» Exercise:
Answer with one number: how many lines hold "name".

» Listing:
++++++++

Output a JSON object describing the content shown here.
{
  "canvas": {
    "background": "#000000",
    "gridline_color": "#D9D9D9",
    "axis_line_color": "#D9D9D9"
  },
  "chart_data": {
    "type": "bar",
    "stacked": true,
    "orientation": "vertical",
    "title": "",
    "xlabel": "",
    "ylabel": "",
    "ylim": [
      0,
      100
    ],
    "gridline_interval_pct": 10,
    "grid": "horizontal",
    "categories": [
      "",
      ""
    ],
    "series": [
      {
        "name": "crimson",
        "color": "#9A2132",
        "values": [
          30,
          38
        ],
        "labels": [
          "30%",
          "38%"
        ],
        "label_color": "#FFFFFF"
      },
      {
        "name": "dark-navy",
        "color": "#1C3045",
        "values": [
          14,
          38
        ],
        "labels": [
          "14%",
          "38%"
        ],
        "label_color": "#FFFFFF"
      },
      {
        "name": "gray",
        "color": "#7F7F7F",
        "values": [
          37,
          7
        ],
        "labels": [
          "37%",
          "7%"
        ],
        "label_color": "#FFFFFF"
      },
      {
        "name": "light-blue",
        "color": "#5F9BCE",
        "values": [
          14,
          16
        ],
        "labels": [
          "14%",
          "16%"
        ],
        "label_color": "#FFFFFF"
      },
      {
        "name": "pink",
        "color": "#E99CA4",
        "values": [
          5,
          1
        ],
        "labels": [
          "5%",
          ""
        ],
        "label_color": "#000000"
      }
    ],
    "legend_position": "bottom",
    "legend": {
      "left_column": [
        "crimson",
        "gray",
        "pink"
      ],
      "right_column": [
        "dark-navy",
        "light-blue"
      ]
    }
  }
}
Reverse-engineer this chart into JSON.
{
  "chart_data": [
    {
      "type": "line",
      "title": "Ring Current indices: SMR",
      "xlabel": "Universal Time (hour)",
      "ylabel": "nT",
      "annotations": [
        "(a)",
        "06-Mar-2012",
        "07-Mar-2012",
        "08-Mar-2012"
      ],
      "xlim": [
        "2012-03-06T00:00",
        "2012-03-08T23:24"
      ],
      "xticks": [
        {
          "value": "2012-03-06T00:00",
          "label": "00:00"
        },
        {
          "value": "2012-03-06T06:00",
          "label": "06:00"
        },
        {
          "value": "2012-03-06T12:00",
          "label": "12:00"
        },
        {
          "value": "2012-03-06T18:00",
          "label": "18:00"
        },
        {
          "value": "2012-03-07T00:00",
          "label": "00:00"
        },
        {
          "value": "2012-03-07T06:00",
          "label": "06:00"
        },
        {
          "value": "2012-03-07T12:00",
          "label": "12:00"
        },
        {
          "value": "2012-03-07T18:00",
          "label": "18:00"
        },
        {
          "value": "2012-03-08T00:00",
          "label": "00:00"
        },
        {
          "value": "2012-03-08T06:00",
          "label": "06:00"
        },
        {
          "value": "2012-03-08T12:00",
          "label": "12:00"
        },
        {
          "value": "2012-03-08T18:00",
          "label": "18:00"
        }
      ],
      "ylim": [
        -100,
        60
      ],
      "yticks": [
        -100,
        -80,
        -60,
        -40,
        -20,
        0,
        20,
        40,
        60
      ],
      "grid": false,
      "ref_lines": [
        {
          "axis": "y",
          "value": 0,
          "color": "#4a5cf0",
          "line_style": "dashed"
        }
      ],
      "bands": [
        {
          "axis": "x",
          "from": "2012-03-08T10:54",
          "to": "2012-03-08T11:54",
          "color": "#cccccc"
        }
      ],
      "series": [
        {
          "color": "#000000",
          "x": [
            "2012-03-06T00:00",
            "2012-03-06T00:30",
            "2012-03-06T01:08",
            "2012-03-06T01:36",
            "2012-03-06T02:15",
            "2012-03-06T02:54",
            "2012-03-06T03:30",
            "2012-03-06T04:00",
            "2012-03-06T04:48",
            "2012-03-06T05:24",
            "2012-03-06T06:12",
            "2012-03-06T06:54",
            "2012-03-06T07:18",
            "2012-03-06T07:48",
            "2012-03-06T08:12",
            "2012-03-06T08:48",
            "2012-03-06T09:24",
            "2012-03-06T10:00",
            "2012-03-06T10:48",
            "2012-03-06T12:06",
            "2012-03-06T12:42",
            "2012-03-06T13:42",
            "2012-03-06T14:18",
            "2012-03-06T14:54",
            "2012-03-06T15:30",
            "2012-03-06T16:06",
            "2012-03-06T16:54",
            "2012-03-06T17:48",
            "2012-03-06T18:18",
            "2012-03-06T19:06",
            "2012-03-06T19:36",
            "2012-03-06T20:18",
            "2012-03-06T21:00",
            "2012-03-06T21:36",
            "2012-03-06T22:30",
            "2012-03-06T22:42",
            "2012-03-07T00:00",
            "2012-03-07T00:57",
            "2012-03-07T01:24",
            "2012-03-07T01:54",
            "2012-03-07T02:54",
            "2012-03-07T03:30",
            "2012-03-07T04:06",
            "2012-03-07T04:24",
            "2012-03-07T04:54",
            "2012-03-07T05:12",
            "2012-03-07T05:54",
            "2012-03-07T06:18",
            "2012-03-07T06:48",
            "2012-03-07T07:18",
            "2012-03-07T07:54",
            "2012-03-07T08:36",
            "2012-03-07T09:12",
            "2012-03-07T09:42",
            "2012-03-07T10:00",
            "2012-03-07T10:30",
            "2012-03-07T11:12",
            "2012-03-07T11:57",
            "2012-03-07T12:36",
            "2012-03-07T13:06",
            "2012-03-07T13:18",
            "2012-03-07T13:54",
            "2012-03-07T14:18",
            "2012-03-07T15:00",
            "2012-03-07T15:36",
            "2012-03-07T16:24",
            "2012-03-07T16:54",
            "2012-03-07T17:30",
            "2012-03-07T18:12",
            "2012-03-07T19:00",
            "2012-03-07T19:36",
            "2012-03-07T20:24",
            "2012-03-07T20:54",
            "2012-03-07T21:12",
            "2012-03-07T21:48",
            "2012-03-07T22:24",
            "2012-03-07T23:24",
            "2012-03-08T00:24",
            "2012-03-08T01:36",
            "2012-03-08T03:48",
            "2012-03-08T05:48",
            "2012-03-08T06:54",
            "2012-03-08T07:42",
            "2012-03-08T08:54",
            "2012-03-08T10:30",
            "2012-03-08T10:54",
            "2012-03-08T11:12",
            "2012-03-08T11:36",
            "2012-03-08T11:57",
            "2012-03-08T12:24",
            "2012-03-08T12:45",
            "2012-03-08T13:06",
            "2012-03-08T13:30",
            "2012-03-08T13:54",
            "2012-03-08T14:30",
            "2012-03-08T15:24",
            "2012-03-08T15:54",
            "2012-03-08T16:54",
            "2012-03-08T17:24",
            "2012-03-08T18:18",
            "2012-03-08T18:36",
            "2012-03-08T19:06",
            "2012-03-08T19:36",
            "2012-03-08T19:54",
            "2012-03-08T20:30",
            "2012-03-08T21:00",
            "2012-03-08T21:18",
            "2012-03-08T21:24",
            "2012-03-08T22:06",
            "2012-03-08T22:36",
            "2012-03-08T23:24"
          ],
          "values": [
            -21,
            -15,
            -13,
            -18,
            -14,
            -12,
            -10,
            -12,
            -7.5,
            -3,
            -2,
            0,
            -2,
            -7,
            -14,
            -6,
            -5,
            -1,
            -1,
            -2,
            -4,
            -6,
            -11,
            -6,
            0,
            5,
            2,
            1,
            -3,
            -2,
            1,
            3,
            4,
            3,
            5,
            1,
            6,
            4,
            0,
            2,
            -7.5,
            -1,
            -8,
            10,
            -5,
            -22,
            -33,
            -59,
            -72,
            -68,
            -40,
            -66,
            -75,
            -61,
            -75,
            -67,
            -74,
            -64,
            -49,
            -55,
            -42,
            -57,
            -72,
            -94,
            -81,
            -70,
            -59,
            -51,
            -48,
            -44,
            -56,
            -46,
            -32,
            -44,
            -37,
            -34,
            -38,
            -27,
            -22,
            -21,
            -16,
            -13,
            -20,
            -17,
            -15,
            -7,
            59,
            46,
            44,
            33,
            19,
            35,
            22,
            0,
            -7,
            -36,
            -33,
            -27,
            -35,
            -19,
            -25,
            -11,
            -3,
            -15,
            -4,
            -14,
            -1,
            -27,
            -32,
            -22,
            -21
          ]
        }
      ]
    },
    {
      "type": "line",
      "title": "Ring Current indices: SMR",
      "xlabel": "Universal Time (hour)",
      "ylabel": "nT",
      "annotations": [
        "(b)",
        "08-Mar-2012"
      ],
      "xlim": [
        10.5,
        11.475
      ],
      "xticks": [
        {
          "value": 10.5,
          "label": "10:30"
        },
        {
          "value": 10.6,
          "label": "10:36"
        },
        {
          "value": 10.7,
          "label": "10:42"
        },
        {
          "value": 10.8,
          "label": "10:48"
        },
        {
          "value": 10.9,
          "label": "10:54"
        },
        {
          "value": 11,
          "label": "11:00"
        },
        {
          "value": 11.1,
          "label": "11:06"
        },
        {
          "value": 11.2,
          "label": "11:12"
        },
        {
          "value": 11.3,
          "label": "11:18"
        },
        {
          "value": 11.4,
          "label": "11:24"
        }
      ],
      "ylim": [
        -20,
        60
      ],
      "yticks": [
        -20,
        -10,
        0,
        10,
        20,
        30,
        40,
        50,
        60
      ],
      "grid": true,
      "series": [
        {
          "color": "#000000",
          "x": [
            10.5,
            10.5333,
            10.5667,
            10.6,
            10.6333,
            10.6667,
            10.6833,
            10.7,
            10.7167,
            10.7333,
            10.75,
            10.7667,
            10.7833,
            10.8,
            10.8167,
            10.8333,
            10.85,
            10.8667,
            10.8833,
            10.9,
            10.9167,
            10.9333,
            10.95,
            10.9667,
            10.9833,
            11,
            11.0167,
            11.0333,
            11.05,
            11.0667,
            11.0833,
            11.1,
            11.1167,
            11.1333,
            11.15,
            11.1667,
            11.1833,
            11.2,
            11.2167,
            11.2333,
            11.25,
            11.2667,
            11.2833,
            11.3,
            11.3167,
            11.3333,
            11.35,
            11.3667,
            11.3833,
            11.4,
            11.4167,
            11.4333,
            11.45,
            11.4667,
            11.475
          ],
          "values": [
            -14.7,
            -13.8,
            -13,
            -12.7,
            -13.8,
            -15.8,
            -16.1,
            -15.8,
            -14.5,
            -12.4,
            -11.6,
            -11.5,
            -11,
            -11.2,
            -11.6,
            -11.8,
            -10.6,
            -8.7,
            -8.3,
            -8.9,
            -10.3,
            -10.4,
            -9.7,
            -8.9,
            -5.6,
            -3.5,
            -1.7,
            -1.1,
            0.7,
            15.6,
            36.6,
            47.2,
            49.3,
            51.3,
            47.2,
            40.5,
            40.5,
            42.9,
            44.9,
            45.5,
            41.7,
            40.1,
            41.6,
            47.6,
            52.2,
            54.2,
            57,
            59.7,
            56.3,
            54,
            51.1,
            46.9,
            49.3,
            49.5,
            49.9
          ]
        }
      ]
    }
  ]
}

++++++++

» Exercise solution:
5